Collection entries
--------------------------------
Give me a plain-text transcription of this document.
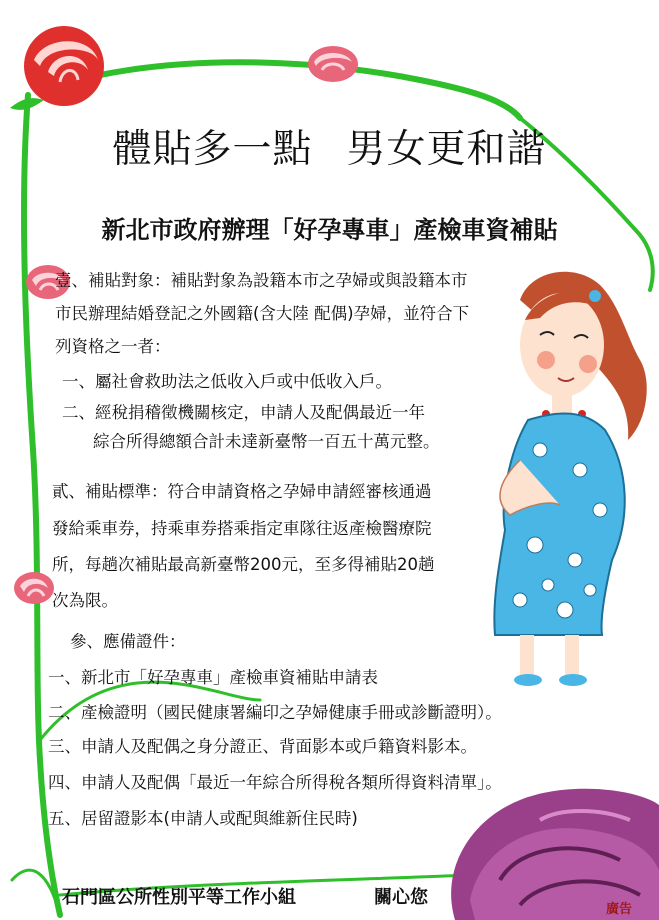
體貼多一點 男女更和諧
新北市政府辦理「好孕專車」產檢車資補貼
壹、補貼對象：補貼對象為設籍本市之孕婦或與設籍本市
市民辦理結婚登記之外國籍(含大陸 配偶)孕婦，並符合下
列資格之一者：
一、屬社會救助法之低收入戶或中低收入戶。
二、經稅捐稽徵機關核定，申請人及配偶最近一年
綜合所得總額合計未達新臺幣一百五十萬元整。
貳、補貼標準：符合申請資格之孕婦申請經審核通過
發給乘車券，持乘車券搭乘指定車隊往返產檢醫療院
所，每趟次補貼最高新臺幣200元，至多得補貼20趟
次為限。
參、應備證件：
一、新北市「好孕專車」產檢車資補貼申請表
二、產檢證明（國民健康署編印之孕婦健康手冊或診斷證明）。
三、申請人及配偶之身分證正、背面影本或戶籍資料影本。
四、申請人及配偶「最近一年綜合所得稅各類所得資料清單」。
五、居留證影本(申請人或配與維新住民時)
石門區公所性別平等工作小組	關心您
廣告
--------------------------------
_Exercise brief_
Using the data above, write out every line exactly, leaving the images behind.

_The answer_
Give me a plain-text transcription of this document.
體貼多一點 男女更和諧
新北市政府辦理「好孕專車」產檢車資補貼
壹、補貼對象：補貼對象為設籍本市之孕婦或與設籍本市
市民辦理結婚登記之外國籍(含大陸 配偶)孕婦，並符合下
列資格之一者：
一、屬社會救助法之低收入戶或中低收入戶。
二、經稅捐稽徵機關核定，申請人及配偶最近一年
綜合所得總額合計未達新臺幣一百五十萬元整。
貳、補貼標準：符合申請資格之孕婦申請經審核通過
發給乘車券，持乘車券搭乘指定車隊往返產檢醫療院
所，每趟次補貼最高新臺幣200元，至多得補貼20趟
次為限。
參、應備證件：
一、新北市「好孕專車」產檢車資補貼申請表
二、產檢證明（國民健康署編印之孕婦健康手冊或診斷證明）。
三、申請人及配偶之身分證正、背面影本或戶籍資料影本。
四、申請人及配偶「最近一年綜合所得稅各類所得資料清單」。
五、居留證影本(申請人或配與維新住民時)
石門區公所性別平等工作小組	關心您
廣告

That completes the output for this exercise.